──────── Supplied data ────────

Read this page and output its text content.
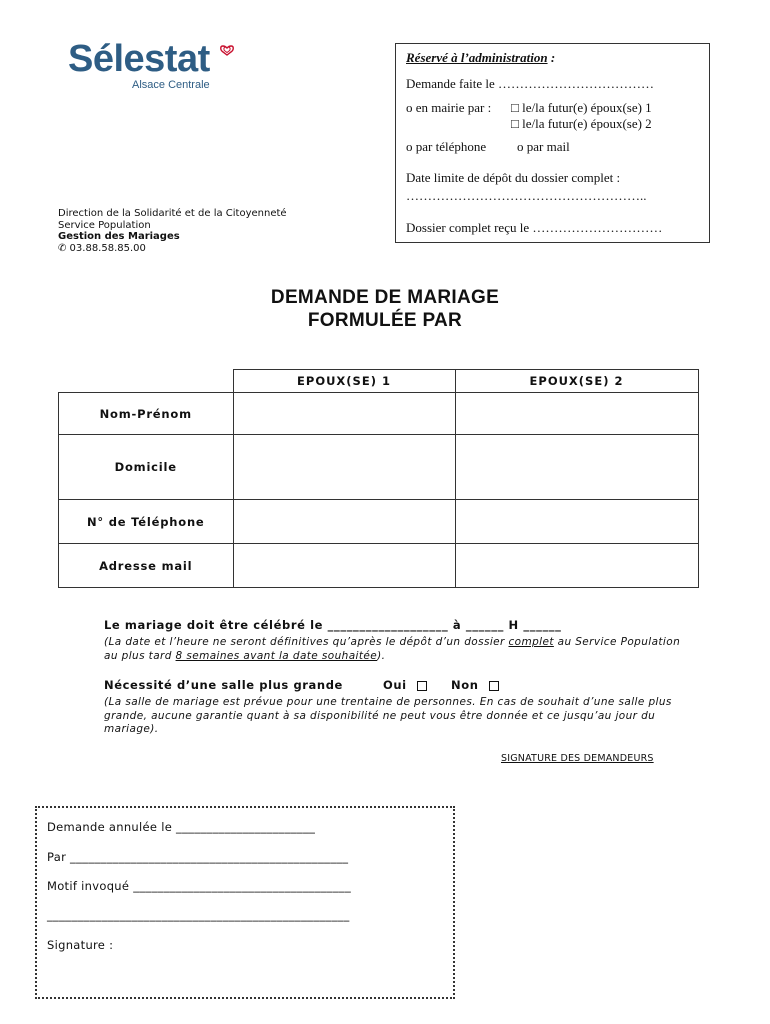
Sélestat
Alsace Centrale
Réservé à l’administration :
Demande faite le ………………………………
o en mairie par : □ le/la futur(e) époux(se) 1
□ le/la futur(e) époux(se) 2
o par téléphone o par mail
Date limite de dépôt du dossier complet :
………………………………………………..
Dossier complet reçu le …………………………
Direction de la Solidarité et de la Citoyenneté
Service Population
Gestion des Mariages
✆ 03.88.58.85.00
DEMANDE DE MARIAGE
FORMULÉE PAR
	EPOUX(SE) 1	EPOUX(SE) 2
Nom-Prénom		
Domicile		
N° de Téléphone		
Adresse mail		
Le mariage doit être célébré le ___________________ à ______ H ______
(La date et l’heure ne seront définitives qu’après le dépôt d’un dossier complet au Service Population
au plus tard 8 semaines avant la date souhaitée).
Nécessité d’une salle plus grande	Oui	Non
(La salle de mariage est prévue pour une trentaine de personnes. En cas de souhait d’une salle plus
grande, aucune garantie quant à sa disponibilité ne peut vous être donnée et ce jusqu’au jour du
mariage).
SIGNATURE DES DEMANDEURS
Demande annulée le _______________________
Par ______________________________________________
Motif invoqué ____________________________________
__________________________________________________
Signature :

────────

◆ **Given problem**
Read through the lines above and collect those that contain the string "être".

◆ **The reply**
Le mariage doit être célébré le ___________________ à ______ H ______
grande, aucune garantie quant à sa disponibilité ne peut vous être donnée et ce jusqu’au jour du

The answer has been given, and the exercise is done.